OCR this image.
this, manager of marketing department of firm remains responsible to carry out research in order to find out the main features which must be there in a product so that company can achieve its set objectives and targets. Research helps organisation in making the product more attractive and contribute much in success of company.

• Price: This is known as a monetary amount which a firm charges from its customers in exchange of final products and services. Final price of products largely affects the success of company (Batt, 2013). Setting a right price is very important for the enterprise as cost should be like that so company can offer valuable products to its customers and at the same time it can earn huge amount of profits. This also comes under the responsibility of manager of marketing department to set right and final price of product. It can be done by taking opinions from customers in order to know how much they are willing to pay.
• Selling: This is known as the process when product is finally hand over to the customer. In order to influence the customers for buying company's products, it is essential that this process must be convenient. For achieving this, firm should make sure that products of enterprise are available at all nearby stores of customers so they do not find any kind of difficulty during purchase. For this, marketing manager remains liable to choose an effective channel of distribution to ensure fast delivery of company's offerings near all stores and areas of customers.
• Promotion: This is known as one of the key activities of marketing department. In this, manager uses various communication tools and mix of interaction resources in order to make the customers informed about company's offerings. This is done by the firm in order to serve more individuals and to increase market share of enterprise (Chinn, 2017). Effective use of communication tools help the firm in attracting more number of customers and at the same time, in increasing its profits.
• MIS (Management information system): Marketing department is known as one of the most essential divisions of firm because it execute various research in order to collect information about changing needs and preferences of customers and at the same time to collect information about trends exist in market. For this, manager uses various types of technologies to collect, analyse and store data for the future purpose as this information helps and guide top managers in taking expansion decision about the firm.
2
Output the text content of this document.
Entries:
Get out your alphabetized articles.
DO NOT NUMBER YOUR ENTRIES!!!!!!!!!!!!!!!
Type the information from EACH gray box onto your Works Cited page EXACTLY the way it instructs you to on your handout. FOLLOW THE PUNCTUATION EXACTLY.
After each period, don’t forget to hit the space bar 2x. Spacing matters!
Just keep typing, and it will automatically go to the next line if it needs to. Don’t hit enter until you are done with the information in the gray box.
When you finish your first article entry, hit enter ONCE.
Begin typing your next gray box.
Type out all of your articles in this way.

------------------------------------------------

__YOUR INSTRUCTIONS__: Transcribe every entry exactly.

__WRITTEN RESPONSE__:
OCR this image.
this, manager of marketing department of firm remains responsible to carry out research in order to find out the main features which must be there in a product so that company can achieve its set objectives and targets. Research helps organisation in making the product more attractive and contribute much in success of company.

• Price: This is known as a monetary amount which a firm charges from its customers in exchange of final products and services. Final price of products largely affects the success of company (Batt, 2013). Setting a right price is very important for the enterprise as cost should be like that so company can offer valuable products to its customers and at the same time it can earn huge amount of profits. This also comes under the responsibility of manager of marketing department to set right and final price of product. It can be done by taking opinions from customers in order to know how much they are willing to pay.
• Selling: This is known as the process when product is finally hand over to the customer. In order to influence the customers for buying company's products, it is essential that this process must be convenient. For achieving this, firm should make sure that products of enterprise are available at all nearby stores of customers so they do not find any kind of difficulty during purchase. For this, marketing manager remains liable to choose an effective channel of distribution to ensure fast delivery of company's offerings near all stores and areas of customers.
• Promotion: This is known as one of the key activities of marketing department. In this, manager uses various communication tools and mix of interaction resources in order to make the customers informed about company's offerings. This is done by the firm in order to serve more individuals and to increase market share of enterprise (Chinn, 2017). Effective use of communication tools help the firm in attracting more number of customers and at the same time, in increasing its profits.
• MIS (Management information system): Marketing department is known as one of the most essential divisions of firm because it execute various research in order to collect information about changing needs and preferences of customers and at the same time to collect information about trends exist in market. For this, manager uses various types of technologies to collect, analyse and store data for the future purpose as this information helps and guide top managers in taking expansion decision about the firm.
2
Output the text content of this document.
Entries:
Get out your alphabetized articles.
DO NOT NUMBER YOUR ENTRIES!!!!!!!!!!!!!!!
Type the information from EACH gray box onto your Works Cited page EXACTLY the way it instructs you to on your handout. FOLLOW THE PUNCTUATION EXACTLY.
After each period, don’t forget to hit the space bar 2x. Spacing matters!
Just keep typing, and it will automatically go to the next line if it needs to. Don’t hit enter until you are done with the information in the gray box.
When you finish your first article entry, hit enter ONCE.
Begin typing your next gray box.
Type out all of your articles in this way.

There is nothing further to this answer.